- [Written request]:
Reproduce the material word for word; the images stay out.

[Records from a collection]
= = =
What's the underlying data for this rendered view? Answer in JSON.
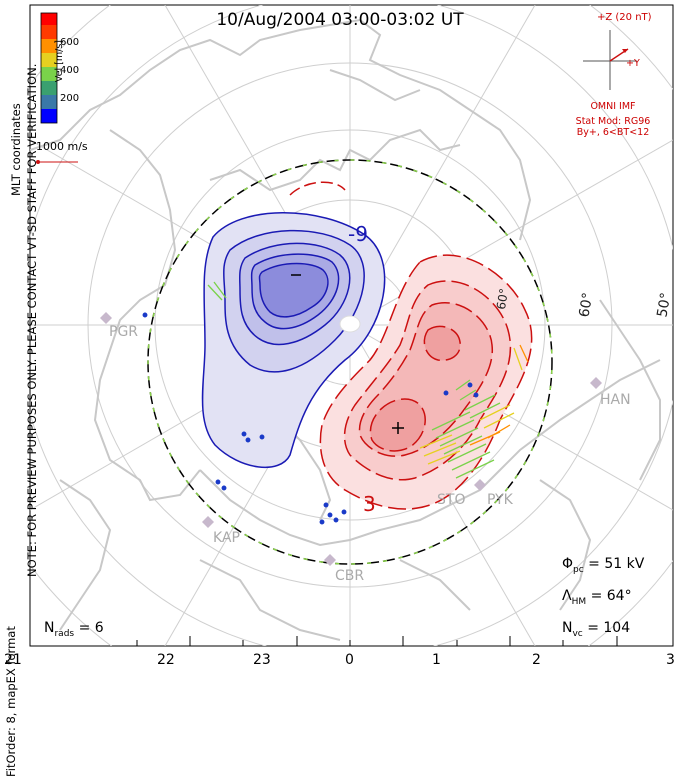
{
  "title": "10/Aug/2004 03:00-03:02 UT",
  "side_notes": {
    "coords": "MLT coordinates",
    "preview": "NOTE: FOR PREVIEW PURPOSES ONLY. PLEASE CONTACT VT-SD STAFF FOR VERIFICATION.",
    "fit": "FitOrder: 8, mapEX format"
  },
  "colorbar": {
    "unit": "Vel [m/s]",
    "ticks": [
      "600",
      "400",
      "200"
    ],
    "colors": [
      "#0000ff",
      "#3a78a8",
      "#3aa070",
      "#7ad24a",
      "#e6d020",
      "#ff9000",
      "#ff3a00",
      "#ff0000"
    ]
  },
  "reference_vector": "1000 m/s",
  "imf": {
    "z_label": "+Z (20 nT)",
    "y_label": "+Y",
    "source": "OMNI IMF",
    "stat_mod": "Stat Mod: RG96",
    "condition": "By+, 6<BT<12"
  },
  "mlat_labels": [
    "60°",
    "50°",
    "60°"
  ],
  "stations": [
    "PGR",
    "KAP",
    "CBR",
    "STO",
    "PYK",
    "HAN"
  ],
  "potential_labels": [
    "-9",
    "3"
  ],
  "stats": {
    "phi_pc_label": "Φ",
    "phi_pc_sub": "pc",
    "phi_pc_value": "= 51 kV",
    "lambda_label": "Λ",
    "lambda_sub": "HM",
    "lambda_value": "= 64°",
    "nvc_label": "N",
    "nvc_sub": "vc",
    "nvc_value": "= 104",
    "nrads_label": "N",
    "nrads_sub": "rads",
    "nrads_value": "= 6"
  },
  "mlt_ticks": [
    "21",
    "22",
    "23",
    "0",
    "1",
    "2",
    "3"
  ],
  "colors": {
    "negative_cell": "#1a1ab4",
    "positive_cell": "#cc1010",
    "coastline": "#c8c8c8",
    "grid": "#cfcfcf"
  }
}
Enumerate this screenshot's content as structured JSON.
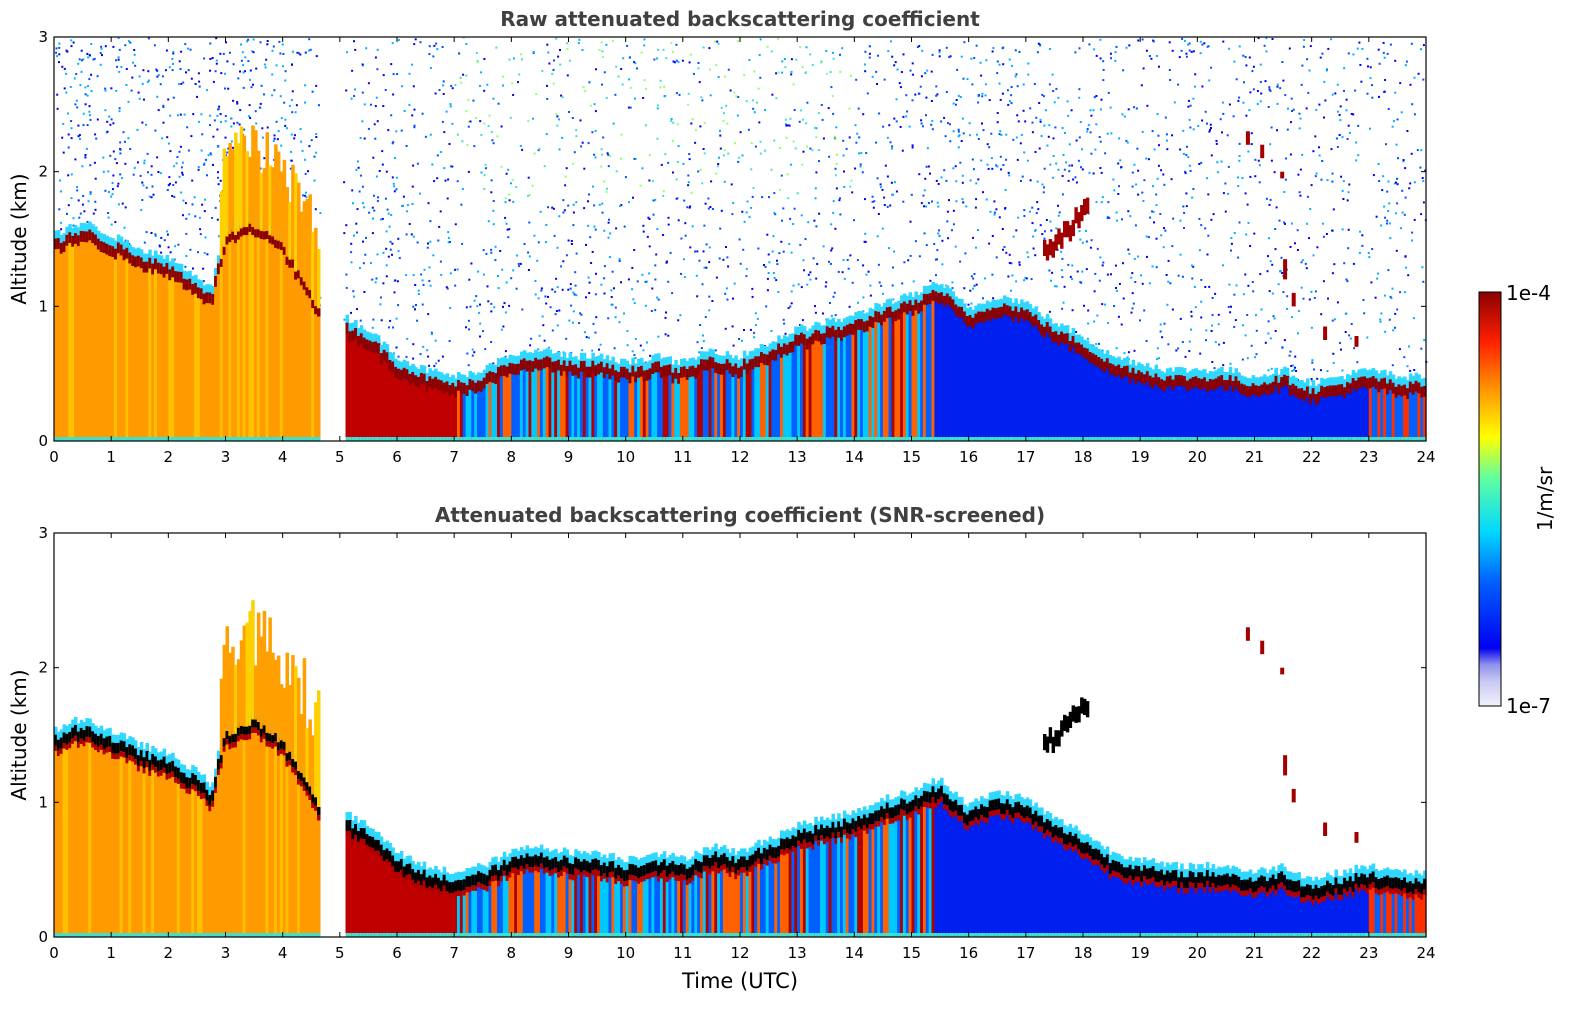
{
  "chart_data": [
    {
      "type": "heatmap",
      "title": "Raw attenuated backscattering coefficient",
      "xlabel": "",
      "ylabel": "Altitude (km)",
      "xlim": [
        0,
        24
      ],
      "ylim": [
        0,
        3
      ],
      "xticks": [
        "0",
        "1",
        "2",
        "3",
        "4",
        "5",
        "6",
        "7",
        "8",
        "9",
        "10",
        "11",
        "12",
        "13",
        "14",
        "15",
        "16",
        "17",
        "18",
        "19",
        "20",
        "21",
        "22",
        "23",
        "24"
      ],
      "yticks": [
        "0",
        "1",
        "2",
        "3"
      ],
      "data_gap_hours": [
        4.65,
        5.05
      ],
      "boundary_layer_top_km": [
        [
          0,
          1.45
        ],
        [
          0.5,
          1.55
        ],
        [
          1,
          1.45
        ],
        [
          1.5,
          1.35
        ],
        [
          2,
          1.28
        ],
        [
          2.5,
          1.15
        ],
        [
          2.75,
          1.05
        ],
        [
          3,
          1.5
        ],
        [
          3.5,
          1.6
        ],
        [
          4,
          1.45
        ],
        [
          4.6,
          1.0
        ],
        [
          5.05,
          0.85
        ],
        [
          5.5,
          0.75
        ],
        [
          6,
          0.55
        ],
        [
          6.5,
          0.45
        ],
        [
          7,
          0.4
        ],
        [
          7.5,
          0.45
        ],
        [
          8,
          0.55
        ],
        [
          8.5,
          0.6
        ],
        [
          9,
          0.55
        ],
        [
          9.5,
          0.55
        ],
        [
          10,
          0.5
        ],
        [
          10.5,
          0.55
        ],
        [
          11,
          0.5
        ],
        [
          11.5,
          0.6
        ],
        [
          12,
          0.55
        ],
        [
          12.5,
          0.65
        ],
        [
          13,
          0.75
        ],
        [
          13.5,
          0.8
        ],
        [
          14,
          0.85
        ],
        [
          14.5,
          0.95
        ],
        [
          15,
          1.0
        ],
        [
          15.5,
          1.1
        ],
        [
          16,
          0.9
        ],
        [
          16.5,
          1.0
        ],
        [
          17,
          0.95
        ],
        [
          17.5,
          0.8
        ],
        [
          18,
          0.7
        ],
        [
          18.5,
          0.55
        ],
        [
          19,
          0.5
        ],
        [
          19.5,
          0.45
        ],
        [
          20,
          0.45
        ],
        [
          20.5,
          0.45
        ],
        [
          21,
          0.4
        ],
        [
          21.5,
          0.45
        ],
        [
          22,
          0.35
        ],
        [
          22.5,
          0.4
        ],
        [
          23,
          0.45
        ],
        [
          23.5,
          0.4
        ],
        [
          24,
          0.4
        ]
      ]
    },
    {
      "type": "heatmap",
      "title": "Attenuated backscattering coefficient (SNR-screened)",
      "xlabel": "Time (UTC)",
      "ylabel": "Altitude (km)",
      "xlim": [
        0,
        24
      ],
      "ylim": [
        0,
        3
      ],
      "xticks": [
        "0",
        "1",
        "2",
        "3",
        "4",
        "5",
        "6",
        "7",
        "8",
        "9",
        "10",
        "11",
        "12",
        "13",
        "14",
        "15",
        "16",
        "17",
        "18",
        "19",
        "20",
        "21",
        "22",
        "23",
        "24"
      ],
      "yticks": [
        "0",
        "1",
        "2",
        "3"
      ],
      "data_gap_hours": [
        4.65,
        5.05
      ]
    }
  ],
  "colorbar": {
    "min_label": "1e-7",
    "max_label": "1e-4",
    "unit_label": "1/m/sr",
    "colors": [
      "#ececf8",
      "#c8c8f4",
      "#a0a0f0",
      "#0000f0",
      "#0040ff",
      "#0090ff",
      "#00d8ff",
      "#40ffc0",
      "#a0ff60",
      "#ffff00",
      "#ffc000",
      "#ff8000",
      "#ff3000",
      "#e00000",
      "#a00000",
      "#800000"
    ]
  },
  "colors": {
    "layer_top": "#8b0000",
    "aerosol_lower": "#ff9a00",
    "marine_bl": "#0020f0",
    "title_text": "#404040"
  }
}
= = =
- [Correct result]:
What's the underlying data for this rendered view? Answer in JSON.
{
  "title": "10/Aug/2004 03:00-03:02 UT",
  "side_notes": {
    "coords": "MLT coordinates",
    "preview": "NOTE: FOR PREVIEW PURPOSES ONLY. PLEASE CONTACT VT-SD STAFF FOR VERIFICATION.",
    "fit": "FitOrder: 8, mapEX format"
  },
  "colorbar": {
    "unit": "Vel [m/s]",
    "ticks": [
      "600",
      "400",
      "200"
    ],
    "colors": [
      "#0000ff",
      "#3a78a8",
      "#3aa070",
      "#7ad24a",
      "#e6d020",
      "#ff9000",
      "#ff3a00",
      "#ff0000"
    ]
  },
  "reference_vector": "1000 m/s",
  "imf": {
    "z_label": "+Z (20 nT)",
    "y_label": "+Y",
    "source": "OMNI IMF",
    "stat_mod": "Stat Mod: RG96",
    "condition": "By+, 6<BT<12"
  },
  "mlat_labels": [
    "60°",
    "50°",
    "60°"
  ],
  "stations": [
    "PGR",
    "KAP",
    "CBR",
    "STO",
    "PYK",
    "HAN"
  ],
  "potential_labels": [
    "-9",
    "3"
  ],
  "stats": {
    "phi_pc_label": "Φ",
    "phi_pc_sub": "pc",
    "phi_pc_value": "= 51 kV",
    "lambda_label": "Λ",
    "lambda_sub": "HM",
    "lambda_value": "= 64°",
    "nvc_label": "N",
    "nvc_sub": "vc",
    "nvc_value": "= 104",
    "nrads_label": "N",
    "nrads_sub": "rads",
    "nrads_value": "= 6"
  },
  "mlt_ticks": [
    "21",
    "22",
    "23",
    "0",
    "1",
    "2",
    "3"
  ],
  "colors": {
    "negative_cell": "#1a1ab4",
    "positive_cell": "#cc1010",
    "coastline": "#c8c8c8",
    "grid": "#cfcfcf"
  }
}
Enumerate this screenshot's content as structured JSON.
{
  "chart_data": [
    {
      "type": "heatmap",
      "title": "Raw attenuated backscattering coefficient",
      "xlabel": "",
      "ylabel": "Altitude (km)",
      "xlim": [
        0,
        24
      ],
      "ylim": [
        0,
        3
      ],
      "xticks": [
        "0",
        "1",
        "2",
        "3",
        "4",
        "5",
        "6",
        "7",
        "8",
        "9",
        "10",
        "11",
        "12",
        "13",
        "14",
        "15",
        "16",
        "17",
        "18",
        "19",
        "20",
        "21",
        "22",
        "23",
        "24"
      ],
      "yticks": [
        "0",
        "1",
        "2",
        "3"
      ],
      "data_gap_hours": [
        4.65,
        5.05
      ],
      "boundary_layer_top_km": [
        [
          0,
          1.45
        ],
        [
          0.5,
          1.55
        ],
        [
          1,
          1.45
        ],
        [
          1.5,
          1.35
        ],
        [
          2,
          1.28
        ],
        [
          2.5,
          1.15
        ],
        [
          2.75,
          1.05
        ],
        [
          3,
          1.5
        ],
        [
          3.5,
          1.6
        ],
        [
          4,
          1.45
        ],
        [
          4.6,
          1.0
        ],
        [
          5.05,
          0.85
        ],
        [
          5.5,
          0.75
        ],
        [
          6,
          0.55
        ],
        [
          6.5,
          0.45
        ],
        [
          7,
          0.4
        ],
        [
          7.5,
          0.45
        ],
        [
          8,
          0.55
        ],
        [
          8.5,
          0.6
        ],
        [
          9,
          0.55
        ],
        [
          9.5,
          0.55
        ],
        [
          10,
          0.5
        ],
        [
          10.5,
          0.55
        ],
        [
          11,
          0.5
        ],
        [
          11.5,
          0.6
        ],
        [
          12,
          0.55
        ],
        [
          12.5,
          0.65
        ],
        [
          13,
          0.75
        ],
        [
          13.5,
          0.8
        ],
        [
          14,
          0.85
        ],
        [
          14.5,
          0.95
        ],
        [
          15,
          1.0
        ],
        [
          15.5,
          1.1
        ],
        [
          16,
          0.9
        ],
        [
          16.5,
          1.0
        ],
        [
          17,
          0.95
        ],
        [
          17.5,
          0.8
        ],
        [
          18,
          0.7
        ],
        [
          18.5,
          0.55
        ],
        [
          19,
          0.5
        ],
        [
          19.5,
          0.45
        ],
        [
          20,
          0.45
        ],
        [
          20.5,
          0.45
        ],
        [
          21,
          0.4
        ],
        [
          21.5,
          0.45
        ],
        [
          22,
          0.35
        ],
        [
          22.5,
          0.4
        ],
        [
          23,
          0.45
        ],
        [
          23.5,
          0.4
        ],
        [
          24,
          0.4
        ]
      ]
    },
    {
      "type": "heatmap",
      "title": "Attenuated backscattering coefficient (SNR-screened)",
      "xlabel": "Time (UTC)",
      "ylabel": "Altitude (km)",
      "xlim": [
        0,
        24
      ],
      "ylim": [
        0,
        3
      ],
      "xticks": [
        "0",
        "1",
        "2",
        "3",
        "4",
        "5",
        "6",
        "7",
        "8",
        "9",
        "10",
        "11",
        "12",
        "13",
        "14",
        "15",
        "16",
        "17",
        "18",
        "19",
        "20",
        "21",
        "22",
        "23",
        "24"
      ],
      "yticks": [
        "0",
        "1",
        "2",
        "3"
      ],
      "data_gap_hours": [
        4.65,
        5.05
      ]
    }
  ],
  "colorbar": {
    "min_label": "1e-7",
    "max_label": "1e-4",
    "unit_label": "1/m/sr",
    "colors": [
      "#ececf8",
      "#c8c8f4",
      "#a0a0f0",
      "#0000f0",
      "#0040ff",
      "#0090ff",
      "#00d8ff",
      "#40ffc0",
      "#a0ff60",
      "#ffff00",
      "#ffc000",
      "#ff8000",
      "#ff3000",
      "#e00000",
      "#a00000",
      "#800000"
    ]
  },
  "colors": {
    "layer_top": "#8b0000",
    "aerosol_lower": "#ff9a00",
    "marine_bl": "#0020f0",
    "title_text": "#404040"
  }
}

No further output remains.